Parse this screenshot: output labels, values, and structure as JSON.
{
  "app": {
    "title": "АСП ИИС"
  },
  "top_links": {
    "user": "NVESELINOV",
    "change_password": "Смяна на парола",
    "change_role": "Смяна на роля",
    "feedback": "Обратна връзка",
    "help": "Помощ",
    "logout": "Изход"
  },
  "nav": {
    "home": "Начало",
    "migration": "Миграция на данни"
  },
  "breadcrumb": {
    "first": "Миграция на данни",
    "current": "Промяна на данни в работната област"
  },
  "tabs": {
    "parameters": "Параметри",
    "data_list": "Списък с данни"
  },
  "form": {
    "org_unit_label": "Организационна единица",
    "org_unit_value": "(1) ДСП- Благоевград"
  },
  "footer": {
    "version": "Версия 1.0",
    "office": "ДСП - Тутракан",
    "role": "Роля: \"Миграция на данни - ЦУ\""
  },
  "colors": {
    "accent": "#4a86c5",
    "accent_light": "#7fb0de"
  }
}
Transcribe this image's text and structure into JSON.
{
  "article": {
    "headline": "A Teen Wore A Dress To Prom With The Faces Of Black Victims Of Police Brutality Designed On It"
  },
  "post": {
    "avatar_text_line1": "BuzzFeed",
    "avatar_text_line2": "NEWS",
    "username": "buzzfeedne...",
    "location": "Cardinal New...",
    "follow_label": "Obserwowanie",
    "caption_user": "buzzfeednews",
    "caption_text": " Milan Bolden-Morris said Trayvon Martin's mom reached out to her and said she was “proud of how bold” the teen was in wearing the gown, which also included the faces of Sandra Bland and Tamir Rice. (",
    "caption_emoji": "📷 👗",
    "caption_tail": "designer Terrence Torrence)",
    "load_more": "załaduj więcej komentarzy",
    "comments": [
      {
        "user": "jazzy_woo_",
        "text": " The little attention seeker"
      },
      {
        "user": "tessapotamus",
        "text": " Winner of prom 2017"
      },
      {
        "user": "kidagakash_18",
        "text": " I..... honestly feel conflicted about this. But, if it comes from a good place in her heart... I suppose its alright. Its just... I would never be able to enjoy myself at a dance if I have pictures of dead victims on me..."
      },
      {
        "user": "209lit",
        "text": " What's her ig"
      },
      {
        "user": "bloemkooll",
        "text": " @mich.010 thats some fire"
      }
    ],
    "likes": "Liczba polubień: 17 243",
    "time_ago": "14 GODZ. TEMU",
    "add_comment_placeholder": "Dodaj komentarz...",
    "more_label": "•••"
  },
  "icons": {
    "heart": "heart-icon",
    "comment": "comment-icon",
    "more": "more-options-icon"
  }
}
☆ ☆ ☆ ☆
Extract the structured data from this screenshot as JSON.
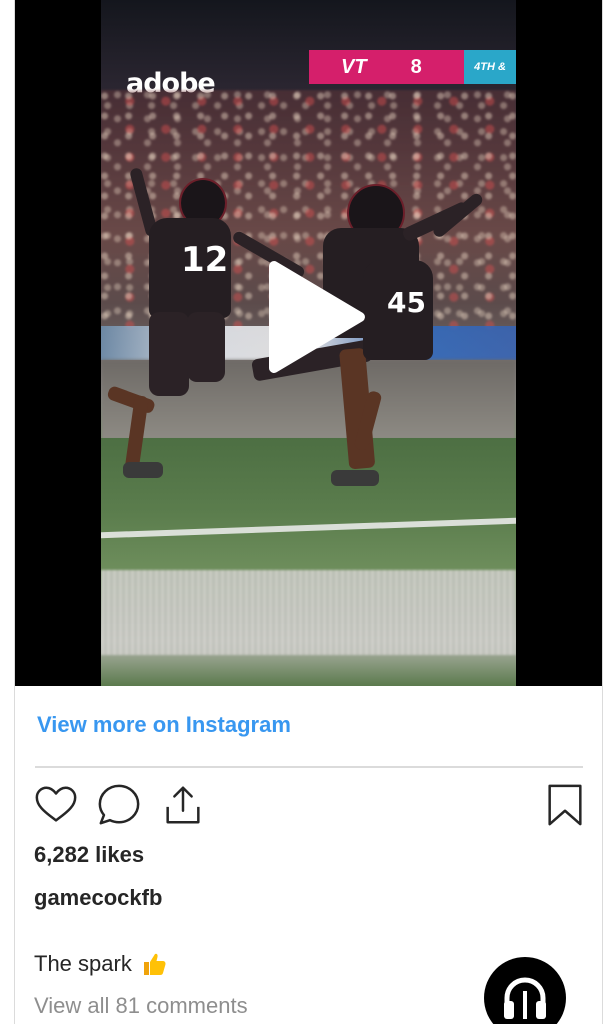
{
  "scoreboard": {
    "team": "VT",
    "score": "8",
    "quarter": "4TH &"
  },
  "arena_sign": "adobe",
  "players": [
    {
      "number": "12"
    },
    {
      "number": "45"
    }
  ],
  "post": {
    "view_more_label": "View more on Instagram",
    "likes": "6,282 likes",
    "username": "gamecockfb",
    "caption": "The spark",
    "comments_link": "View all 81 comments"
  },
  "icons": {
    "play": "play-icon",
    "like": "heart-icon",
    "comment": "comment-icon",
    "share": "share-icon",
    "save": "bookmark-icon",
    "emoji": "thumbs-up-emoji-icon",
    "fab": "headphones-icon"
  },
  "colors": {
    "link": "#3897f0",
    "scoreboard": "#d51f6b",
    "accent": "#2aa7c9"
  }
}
☆ ☆ ☆ ☆
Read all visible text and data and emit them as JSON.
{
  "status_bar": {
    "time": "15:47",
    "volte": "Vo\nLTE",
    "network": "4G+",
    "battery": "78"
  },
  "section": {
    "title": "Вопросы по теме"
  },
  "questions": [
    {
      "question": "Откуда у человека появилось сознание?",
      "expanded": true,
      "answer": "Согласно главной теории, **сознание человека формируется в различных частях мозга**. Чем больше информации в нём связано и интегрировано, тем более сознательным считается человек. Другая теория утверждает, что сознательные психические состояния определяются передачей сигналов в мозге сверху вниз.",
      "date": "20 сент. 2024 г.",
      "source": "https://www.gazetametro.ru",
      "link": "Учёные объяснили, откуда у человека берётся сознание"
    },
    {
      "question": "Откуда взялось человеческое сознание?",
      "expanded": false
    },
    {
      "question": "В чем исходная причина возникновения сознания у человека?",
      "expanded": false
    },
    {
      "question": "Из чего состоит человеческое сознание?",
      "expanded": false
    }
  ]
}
☆ ☆ ☆ ☆
**What you should do:** Using the records above, copy every line that has the word "likes" in it.

**Worked answer:**
    "likes": "Liczba polubień: 17 243",
    "likes": "6,282 likes",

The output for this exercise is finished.